● **AIM**
In the entries below, find the lines that contain the word "slept" and copy them.

● **DATASET EXTRACT**
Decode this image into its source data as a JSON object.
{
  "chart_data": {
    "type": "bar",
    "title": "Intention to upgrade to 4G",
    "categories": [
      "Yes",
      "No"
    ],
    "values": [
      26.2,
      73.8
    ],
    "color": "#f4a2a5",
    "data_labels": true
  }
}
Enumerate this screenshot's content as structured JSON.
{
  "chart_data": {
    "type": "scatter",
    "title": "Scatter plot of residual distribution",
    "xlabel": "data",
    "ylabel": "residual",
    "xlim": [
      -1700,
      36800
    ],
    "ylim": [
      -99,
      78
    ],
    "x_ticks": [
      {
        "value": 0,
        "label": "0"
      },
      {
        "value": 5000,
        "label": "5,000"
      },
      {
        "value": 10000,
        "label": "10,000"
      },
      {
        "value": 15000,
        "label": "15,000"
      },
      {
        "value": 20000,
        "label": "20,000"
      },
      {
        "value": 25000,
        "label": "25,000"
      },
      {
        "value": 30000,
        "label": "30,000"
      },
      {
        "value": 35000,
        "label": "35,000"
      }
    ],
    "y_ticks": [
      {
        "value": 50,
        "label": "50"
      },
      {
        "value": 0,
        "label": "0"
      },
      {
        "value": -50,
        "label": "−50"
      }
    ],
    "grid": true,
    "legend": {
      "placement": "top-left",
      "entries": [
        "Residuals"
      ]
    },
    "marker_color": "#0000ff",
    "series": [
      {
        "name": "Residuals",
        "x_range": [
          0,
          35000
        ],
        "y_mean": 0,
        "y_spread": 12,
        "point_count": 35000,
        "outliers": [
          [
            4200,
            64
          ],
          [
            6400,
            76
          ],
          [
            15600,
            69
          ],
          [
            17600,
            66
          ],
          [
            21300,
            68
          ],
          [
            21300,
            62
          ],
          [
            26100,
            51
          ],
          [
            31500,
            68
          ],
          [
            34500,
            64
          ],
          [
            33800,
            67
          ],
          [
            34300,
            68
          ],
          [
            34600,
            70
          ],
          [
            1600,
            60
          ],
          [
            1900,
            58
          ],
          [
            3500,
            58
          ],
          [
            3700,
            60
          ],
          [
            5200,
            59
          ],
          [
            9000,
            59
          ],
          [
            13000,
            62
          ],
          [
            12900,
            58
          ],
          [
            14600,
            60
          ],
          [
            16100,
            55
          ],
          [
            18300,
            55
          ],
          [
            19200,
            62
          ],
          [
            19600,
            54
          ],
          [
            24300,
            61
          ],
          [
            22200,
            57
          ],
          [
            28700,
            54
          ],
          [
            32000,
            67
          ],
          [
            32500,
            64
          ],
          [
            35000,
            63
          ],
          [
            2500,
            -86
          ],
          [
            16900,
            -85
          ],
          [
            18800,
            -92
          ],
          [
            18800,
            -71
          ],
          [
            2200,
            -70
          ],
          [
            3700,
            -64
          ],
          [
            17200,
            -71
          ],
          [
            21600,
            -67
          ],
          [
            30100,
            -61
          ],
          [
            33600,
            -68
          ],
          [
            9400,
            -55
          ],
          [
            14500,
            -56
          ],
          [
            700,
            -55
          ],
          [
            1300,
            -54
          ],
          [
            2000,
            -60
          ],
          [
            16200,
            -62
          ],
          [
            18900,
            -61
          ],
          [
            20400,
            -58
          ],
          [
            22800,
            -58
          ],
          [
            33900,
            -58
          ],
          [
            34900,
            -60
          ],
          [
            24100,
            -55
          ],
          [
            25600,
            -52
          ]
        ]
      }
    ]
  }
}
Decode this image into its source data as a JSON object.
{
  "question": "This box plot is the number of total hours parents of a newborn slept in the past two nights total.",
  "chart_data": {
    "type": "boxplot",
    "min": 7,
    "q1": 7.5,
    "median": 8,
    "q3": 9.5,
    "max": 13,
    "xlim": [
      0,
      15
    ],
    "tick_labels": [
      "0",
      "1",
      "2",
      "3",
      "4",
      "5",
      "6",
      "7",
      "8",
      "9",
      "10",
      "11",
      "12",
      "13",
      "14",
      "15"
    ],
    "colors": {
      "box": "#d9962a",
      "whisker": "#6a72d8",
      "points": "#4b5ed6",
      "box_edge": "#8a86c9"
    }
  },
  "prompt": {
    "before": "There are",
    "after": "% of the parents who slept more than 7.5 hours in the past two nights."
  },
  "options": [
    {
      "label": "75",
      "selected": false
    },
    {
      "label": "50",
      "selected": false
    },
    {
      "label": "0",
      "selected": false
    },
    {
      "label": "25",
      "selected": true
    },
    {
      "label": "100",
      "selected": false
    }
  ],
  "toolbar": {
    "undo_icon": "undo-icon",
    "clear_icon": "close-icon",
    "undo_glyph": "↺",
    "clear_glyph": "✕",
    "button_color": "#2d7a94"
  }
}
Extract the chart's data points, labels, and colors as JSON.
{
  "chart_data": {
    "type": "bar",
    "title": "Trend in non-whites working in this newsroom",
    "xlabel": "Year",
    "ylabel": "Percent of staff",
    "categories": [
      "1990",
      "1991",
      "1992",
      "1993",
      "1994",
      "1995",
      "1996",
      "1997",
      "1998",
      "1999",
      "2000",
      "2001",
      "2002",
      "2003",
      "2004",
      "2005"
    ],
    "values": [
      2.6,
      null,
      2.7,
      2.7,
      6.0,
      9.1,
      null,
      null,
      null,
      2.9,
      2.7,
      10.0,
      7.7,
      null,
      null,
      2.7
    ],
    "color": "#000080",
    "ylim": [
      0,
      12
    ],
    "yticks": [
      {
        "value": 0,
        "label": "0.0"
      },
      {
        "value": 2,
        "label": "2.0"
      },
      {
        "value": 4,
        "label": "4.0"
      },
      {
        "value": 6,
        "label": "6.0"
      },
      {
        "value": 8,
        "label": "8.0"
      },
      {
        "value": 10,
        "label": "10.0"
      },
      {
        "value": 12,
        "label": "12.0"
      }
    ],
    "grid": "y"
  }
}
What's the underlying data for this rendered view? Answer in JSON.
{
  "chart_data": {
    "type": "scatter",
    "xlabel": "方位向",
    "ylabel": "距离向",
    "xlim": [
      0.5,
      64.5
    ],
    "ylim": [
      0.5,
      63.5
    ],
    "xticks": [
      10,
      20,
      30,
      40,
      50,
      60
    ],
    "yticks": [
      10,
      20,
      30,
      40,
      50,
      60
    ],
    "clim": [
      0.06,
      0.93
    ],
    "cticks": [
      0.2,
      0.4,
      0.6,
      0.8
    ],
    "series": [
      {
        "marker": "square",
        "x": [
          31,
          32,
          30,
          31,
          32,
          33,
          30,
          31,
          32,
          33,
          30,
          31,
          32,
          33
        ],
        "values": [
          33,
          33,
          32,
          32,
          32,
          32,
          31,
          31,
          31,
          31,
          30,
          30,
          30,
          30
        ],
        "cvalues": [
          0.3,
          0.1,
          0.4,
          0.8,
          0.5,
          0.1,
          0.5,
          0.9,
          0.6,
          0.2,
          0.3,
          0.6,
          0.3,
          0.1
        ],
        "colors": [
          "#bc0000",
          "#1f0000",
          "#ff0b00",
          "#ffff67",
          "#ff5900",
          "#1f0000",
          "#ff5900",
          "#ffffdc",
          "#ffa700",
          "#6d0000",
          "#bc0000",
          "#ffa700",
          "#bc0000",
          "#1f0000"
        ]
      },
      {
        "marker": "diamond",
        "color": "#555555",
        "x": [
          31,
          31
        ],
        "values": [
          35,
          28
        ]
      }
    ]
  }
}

● **EXERCISE ANSWER**
  "question": "This box plot is the number of total hours parents of a newborn slept in the past two nights total.",
    "after": "% of the parents who slept more than 7.5 hours in the past two nights."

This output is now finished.